### Records shown
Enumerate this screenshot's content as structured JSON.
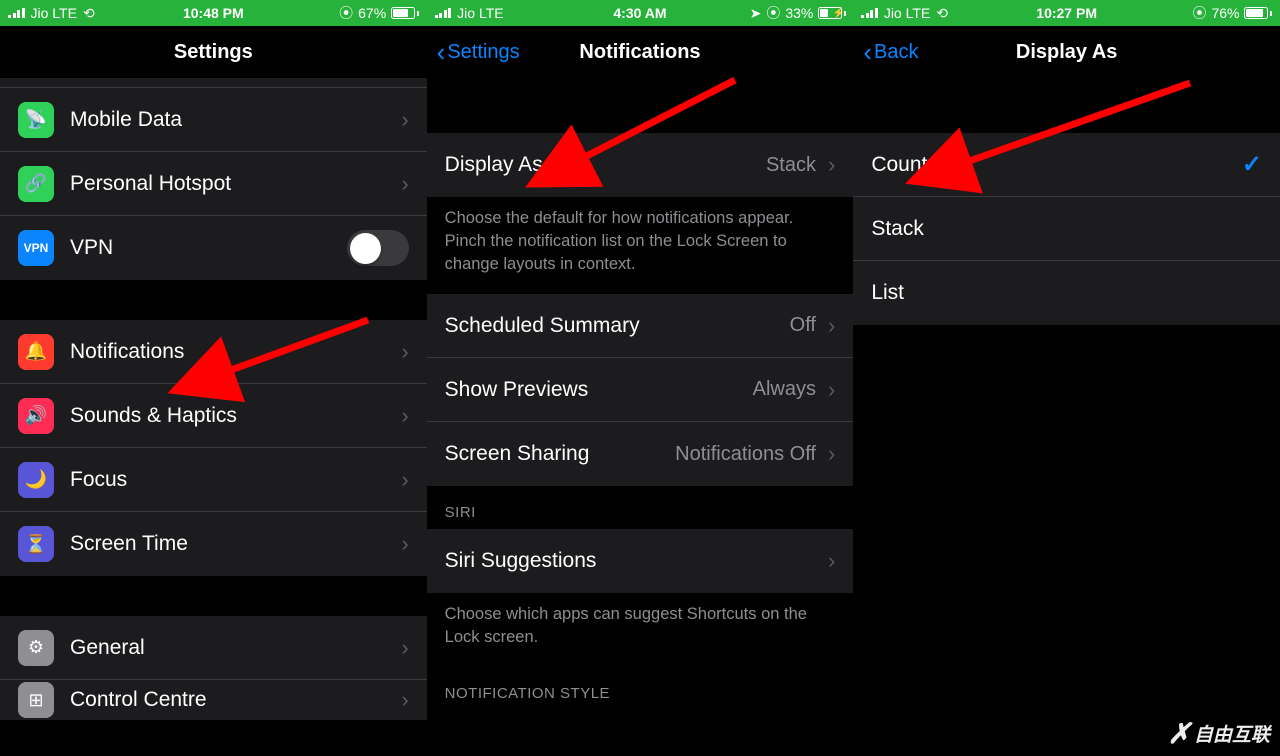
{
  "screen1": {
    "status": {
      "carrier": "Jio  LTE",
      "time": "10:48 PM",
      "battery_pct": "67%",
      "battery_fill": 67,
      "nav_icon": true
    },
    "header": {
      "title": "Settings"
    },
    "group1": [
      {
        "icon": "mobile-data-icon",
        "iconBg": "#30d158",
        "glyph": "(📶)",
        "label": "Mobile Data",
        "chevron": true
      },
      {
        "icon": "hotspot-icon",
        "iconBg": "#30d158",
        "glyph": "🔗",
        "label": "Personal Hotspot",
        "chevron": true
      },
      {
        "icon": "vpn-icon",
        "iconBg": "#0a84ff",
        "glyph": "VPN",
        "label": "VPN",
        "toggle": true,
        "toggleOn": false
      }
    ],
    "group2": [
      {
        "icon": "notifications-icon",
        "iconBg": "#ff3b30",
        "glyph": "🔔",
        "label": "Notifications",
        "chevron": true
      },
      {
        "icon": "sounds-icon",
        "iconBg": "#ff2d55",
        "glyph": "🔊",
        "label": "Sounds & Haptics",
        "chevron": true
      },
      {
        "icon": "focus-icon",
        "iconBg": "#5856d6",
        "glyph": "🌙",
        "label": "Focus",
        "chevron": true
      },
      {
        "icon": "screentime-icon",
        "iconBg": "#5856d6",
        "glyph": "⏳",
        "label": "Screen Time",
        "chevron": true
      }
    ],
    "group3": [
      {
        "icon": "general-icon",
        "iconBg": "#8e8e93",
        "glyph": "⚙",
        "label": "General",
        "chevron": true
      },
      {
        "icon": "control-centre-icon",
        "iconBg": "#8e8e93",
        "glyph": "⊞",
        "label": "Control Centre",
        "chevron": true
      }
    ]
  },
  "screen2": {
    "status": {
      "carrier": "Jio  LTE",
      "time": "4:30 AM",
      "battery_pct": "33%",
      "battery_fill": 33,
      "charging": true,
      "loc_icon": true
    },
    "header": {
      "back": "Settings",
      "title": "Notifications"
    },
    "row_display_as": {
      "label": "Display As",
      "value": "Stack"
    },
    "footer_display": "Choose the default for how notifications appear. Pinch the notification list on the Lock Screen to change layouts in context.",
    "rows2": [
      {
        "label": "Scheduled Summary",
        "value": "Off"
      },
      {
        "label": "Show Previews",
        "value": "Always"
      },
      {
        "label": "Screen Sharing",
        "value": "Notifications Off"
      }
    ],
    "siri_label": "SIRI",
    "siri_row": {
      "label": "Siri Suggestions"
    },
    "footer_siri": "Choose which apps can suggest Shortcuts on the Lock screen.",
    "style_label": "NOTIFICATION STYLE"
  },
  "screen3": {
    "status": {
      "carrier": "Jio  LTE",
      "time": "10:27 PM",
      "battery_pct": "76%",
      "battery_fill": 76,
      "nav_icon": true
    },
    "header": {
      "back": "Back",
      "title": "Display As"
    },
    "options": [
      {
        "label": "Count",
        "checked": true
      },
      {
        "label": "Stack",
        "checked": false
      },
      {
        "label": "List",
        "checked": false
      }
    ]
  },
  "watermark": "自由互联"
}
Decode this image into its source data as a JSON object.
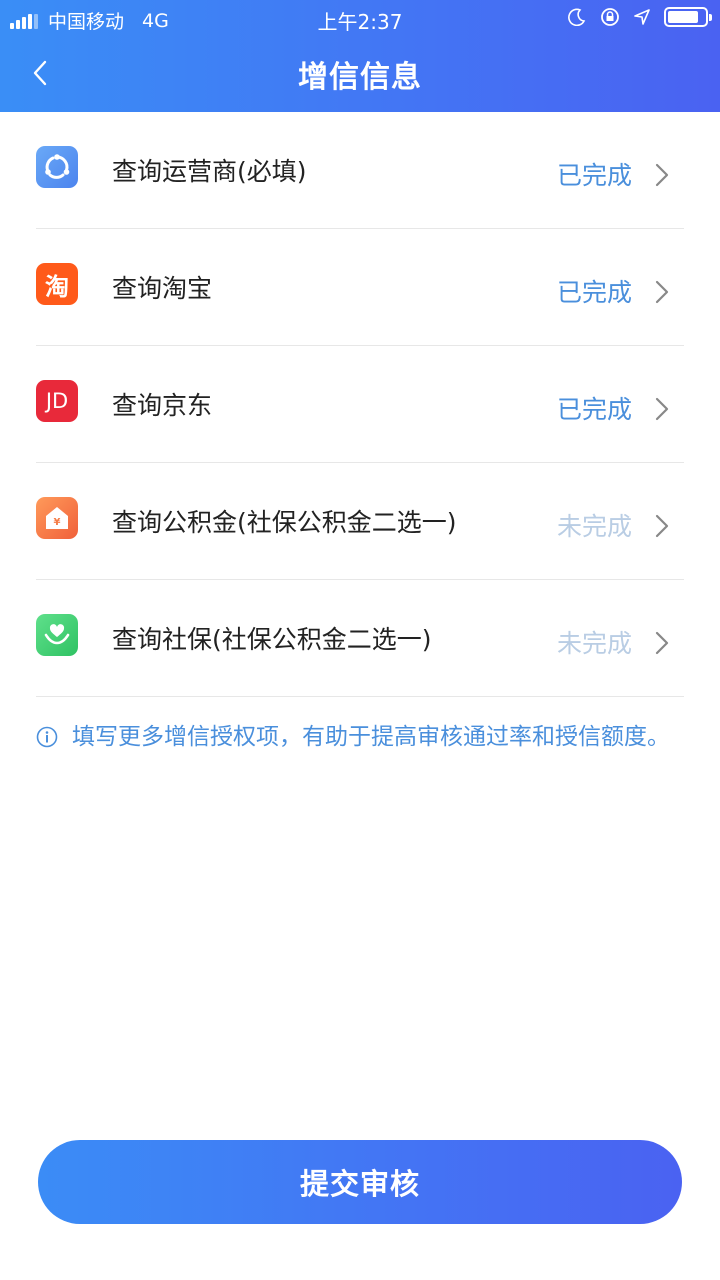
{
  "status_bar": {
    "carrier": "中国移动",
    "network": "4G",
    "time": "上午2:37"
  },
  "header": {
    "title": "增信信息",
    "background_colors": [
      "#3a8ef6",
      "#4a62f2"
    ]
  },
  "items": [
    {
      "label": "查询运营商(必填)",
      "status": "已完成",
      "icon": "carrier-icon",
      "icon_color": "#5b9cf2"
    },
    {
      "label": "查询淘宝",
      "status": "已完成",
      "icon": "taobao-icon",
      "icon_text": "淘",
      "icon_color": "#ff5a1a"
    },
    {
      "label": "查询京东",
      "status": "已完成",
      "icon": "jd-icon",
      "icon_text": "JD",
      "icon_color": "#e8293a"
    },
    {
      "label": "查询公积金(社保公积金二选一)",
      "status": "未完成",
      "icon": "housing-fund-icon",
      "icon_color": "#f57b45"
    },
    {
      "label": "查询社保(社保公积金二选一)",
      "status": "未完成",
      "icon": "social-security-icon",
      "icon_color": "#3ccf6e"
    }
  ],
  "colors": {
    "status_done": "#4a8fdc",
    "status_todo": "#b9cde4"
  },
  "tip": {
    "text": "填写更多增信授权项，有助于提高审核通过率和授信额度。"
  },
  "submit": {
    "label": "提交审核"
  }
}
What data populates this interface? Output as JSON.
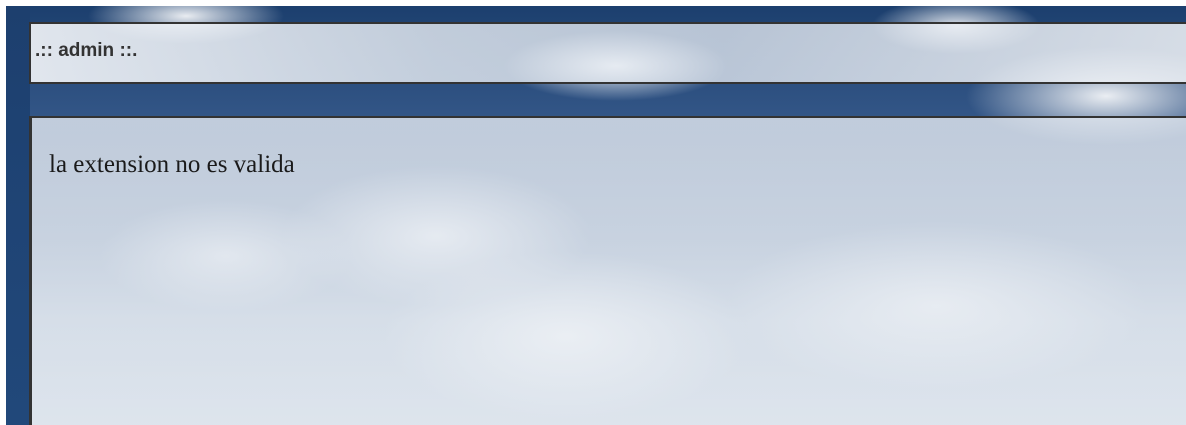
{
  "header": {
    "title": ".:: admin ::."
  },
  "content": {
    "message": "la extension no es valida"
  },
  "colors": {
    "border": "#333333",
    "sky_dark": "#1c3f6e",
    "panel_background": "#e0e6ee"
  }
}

### Written task
Extract exactly the lines above from the line containing "What data populates" through the last one, both ends included, but not the pictures.

### Exercise result
What data populates this interface? Output as JSON.
{
  "header": {
    "title": ".:: admin ::."
  },
  "content": {
    "message": "la extension no es valida"
  },
  "colors": {
    "border": "#333333",
    "sky_dark": "#1c3f6e",
    "panel_background": "#e0e6ee"
  }
}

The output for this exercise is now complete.